------ STORED ROWS ------

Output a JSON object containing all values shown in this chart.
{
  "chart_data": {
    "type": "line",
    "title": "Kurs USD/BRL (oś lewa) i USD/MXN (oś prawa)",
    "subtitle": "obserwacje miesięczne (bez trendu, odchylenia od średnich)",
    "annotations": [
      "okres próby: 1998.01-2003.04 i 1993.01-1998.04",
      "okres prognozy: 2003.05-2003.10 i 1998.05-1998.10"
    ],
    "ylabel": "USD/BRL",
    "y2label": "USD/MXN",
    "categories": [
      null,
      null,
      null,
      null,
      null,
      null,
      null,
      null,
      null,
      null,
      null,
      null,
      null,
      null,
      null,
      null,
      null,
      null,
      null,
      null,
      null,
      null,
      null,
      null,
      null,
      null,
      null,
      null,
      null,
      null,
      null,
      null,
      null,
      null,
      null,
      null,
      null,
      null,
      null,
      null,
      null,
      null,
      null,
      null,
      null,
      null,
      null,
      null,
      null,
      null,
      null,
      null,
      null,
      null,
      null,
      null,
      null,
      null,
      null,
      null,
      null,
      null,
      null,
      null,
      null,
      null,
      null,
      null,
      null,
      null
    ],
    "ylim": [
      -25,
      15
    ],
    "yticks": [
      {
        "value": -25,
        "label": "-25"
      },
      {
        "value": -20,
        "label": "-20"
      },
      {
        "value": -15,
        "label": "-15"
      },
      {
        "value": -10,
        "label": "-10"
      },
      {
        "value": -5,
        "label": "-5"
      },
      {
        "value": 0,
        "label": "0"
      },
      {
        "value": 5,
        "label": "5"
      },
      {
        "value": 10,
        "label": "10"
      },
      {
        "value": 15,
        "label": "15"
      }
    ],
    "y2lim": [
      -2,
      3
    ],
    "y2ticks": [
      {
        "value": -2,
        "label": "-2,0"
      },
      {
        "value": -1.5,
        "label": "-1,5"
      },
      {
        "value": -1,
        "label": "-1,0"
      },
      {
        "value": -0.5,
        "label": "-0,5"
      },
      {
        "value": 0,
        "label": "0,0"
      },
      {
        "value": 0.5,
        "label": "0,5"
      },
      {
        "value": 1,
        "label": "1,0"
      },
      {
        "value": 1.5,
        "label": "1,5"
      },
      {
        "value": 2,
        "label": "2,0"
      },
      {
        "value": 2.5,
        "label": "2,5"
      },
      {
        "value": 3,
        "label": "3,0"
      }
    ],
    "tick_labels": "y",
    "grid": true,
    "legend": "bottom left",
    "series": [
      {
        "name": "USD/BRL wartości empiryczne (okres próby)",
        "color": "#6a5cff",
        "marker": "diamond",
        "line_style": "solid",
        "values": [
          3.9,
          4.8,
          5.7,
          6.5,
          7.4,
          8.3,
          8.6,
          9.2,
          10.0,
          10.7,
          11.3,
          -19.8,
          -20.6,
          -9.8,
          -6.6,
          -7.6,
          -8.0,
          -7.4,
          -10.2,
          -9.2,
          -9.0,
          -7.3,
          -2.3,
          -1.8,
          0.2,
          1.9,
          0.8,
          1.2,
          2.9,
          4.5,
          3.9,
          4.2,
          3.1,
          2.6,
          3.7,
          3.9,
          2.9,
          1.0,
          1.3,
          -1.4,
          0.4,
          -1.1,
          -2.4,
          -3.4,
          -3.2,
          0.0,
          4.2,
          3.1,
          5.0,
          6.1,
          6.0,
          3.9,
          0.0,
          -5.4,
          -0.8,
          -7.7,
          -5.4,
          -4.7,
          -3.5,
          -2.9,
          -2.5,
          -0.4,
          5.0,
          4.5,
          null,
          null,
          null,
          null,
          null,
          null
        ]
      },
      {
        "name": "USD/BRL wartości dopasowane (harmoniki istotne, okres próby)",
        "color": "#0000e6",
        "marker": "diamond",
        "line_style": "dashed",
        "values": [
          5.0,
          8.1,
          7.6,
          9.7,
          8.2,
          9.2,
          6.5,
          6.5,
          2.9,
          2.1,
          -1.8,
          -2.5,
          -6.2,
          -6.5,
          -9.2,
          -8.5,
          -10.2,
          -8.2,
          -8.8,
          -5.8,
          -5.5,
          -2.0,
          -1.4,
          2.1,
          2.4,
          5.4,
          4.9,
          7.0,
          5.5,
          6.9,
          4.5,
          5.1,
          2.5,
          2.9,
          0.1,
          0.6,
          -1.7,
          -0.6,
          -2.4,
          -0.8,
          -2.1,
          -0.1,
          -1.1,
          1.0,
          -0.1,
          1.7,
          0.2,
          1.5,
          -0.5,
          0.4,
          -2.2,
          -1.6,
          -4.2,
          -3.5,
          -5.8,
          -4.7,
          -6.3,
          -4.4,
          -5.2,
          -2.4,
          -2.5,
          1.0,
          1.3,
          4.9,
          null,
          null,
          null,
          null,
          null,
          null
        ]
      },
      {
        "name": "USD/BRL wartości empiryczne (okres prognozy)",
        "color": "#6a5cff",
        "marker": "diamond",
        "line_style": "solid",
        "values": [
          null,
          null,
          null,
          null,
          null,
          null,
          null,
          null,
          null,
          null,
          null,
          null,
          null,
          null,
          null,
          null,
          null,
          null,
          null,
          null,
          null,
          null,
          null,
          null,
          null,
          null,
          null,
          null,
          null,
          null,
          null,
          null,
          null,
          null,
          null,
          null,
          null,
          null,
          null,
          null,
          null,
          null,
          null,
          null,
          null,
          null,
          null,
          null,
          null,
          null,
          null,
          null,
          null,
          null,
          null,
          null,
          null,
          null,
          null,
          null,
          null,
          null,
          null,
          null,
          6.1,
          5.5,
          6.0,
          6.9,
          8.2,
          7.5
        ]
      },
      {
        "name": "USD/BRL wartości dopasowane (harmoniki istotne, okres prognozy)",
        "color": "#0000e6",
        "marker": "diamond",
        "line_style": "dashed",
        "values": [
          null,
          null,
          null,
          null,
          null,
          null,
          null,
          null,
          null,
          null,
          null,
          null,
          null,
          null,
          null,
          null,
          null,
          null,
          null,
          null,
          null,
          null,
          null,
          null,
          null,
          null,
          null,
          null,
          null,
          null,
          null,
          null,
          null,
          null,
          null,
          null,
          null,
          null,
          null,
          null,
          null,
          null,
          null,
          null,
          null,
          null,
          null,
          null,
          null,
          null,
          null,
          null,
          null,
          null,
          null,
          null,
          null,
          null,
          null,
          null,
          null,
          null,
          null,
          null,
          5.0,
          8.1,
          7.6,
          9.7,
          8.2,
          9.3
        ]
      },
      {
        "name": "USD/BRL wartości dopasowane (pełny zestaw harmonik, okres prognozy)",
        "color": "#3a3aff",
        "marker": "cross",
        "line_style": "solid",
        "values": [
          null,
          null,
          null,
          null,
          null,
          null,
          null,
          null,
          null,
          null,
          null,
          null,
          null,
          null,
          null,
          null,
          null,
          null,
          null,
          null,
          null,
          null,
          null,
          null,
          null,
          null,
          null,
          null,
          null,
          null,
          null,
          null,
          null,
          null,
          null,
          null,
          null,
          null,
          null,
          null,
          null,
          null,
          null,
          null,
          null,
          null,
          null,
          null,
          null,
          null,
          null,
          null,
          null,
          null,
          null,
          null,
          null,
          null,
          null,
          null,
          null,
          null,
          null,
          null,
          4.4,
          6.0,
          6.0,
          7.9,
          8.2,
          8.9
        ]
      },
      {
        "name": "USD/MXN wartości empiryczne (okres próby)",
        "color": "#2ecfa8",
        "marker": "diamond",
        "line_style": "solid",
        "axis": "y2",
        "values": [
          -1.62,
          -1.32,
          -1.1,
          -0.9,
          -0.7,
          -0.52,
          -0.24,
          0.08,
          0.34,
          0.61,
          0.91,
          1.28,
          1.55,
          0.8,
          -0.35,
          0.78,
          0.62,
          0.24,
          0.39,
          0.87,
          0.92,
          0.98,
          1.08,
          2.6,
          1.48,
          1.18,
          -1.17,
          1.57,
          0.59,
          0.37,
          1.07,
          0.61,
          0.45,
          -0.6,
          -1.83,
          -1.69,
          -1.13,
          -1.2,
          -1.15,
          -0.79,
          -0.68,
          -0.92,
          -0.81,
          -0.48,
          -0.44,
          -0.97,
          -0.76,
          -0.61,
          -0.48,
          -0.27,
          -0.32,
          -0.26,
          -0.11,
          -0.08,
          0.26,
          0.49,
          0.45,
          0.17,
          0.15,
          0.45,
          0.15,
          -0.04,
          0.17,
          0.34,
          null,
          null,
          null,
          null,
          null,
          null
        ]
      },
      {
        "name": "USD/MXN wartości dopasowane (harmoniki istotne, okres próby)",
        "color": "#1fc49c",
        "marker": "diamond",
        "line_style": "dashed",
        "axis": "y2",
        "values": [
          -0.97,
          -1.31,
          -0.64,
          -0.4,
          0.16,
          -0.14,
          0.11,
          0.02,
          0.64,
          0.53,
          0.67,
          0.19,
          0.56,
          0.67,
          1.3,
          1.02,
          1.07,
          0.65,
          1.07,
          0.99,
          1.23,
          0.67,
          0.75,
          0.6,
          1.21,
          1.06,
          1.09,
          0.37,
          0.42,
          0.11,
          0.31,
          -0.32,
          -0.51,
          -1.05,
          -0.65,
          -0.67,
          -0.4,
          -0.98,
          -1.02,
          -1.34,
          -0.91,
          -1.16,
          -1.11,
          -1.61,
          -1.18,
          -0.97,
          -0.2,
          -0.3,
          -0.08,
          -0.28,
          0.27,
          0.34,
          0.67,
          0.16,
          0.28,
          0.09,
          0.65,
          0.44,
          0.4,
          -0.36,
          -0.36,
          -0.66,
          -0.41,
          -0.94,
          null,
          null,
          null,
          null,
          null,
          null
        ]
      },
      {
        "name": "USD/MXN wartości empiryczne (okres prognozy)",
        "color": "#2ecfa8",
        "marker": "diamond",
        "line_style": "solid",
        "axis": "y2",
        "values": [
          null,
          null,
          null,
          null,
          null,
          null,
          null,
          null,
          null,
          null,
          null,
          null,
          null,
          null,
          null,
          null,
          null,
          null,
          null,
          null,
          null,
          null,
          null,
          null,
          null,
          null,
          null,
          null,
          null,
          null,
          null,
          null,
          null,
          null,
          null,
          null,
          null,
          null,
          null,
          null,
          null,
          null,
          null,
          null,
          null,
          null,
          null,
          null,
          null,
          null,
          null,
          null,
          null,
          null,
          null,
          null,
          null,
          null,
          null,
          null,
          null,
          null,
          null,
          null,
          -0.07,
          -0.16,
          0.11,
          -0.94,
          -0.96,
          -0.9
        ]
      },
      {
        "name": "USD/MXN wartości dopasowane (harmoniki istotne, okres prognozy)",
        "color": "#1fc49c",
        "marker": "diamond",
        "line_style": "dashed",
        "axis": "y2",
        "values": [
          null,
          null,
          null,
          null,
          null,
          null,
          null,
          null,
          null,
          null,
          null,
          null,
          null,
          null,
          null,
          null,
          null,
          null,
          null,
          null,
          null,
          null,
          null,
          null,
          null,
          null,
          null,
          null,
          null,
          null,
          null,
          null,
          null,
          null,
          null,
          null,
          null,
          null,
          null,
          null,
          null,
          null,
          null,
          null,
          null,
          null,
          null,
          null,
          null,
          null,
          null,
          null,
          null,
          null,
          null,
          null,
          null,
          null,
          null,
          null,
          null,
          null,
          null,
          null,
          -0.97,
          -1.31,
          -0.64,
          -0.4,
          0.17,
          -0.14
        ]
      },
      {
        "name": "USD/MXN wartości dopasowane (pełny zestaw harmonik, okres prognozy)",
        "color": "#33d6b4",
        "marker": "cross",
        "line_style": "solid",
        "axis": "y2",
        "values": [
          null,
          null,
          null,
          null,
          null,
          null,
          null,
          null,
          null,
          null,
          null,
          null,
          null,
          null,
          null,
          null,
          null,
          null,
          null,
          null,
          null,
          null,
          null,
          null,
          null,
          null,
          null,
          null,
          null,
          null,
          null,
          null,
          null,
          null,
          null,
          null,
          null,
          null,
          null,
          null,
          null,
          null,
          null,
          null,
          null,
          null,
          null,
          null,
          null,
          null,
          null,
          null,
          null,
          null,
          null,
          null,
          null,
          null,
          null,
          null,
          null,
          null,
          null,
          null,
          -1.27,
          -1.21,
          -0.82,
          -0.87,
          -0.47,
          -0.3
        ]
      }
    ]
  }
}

------

# WHAT THE EXERCISE ASKS
Show every line from the listing above in which the string "istotne" appears.

# EXPECTED ANSWER
        "name": "USD/BRL wartości dopasowane (harmoniki istotne, okres próby)",
        "name": "USD/BRL wartości dopasowane (harmoniki istotne, okres prognozy)",
        "name": "USD/MXN wartości dopasowane (harmoniki istotne, okres próby)",
        "name": "USD/MXN wartości dopasowane (harmoniki istotne, okres prognozy)",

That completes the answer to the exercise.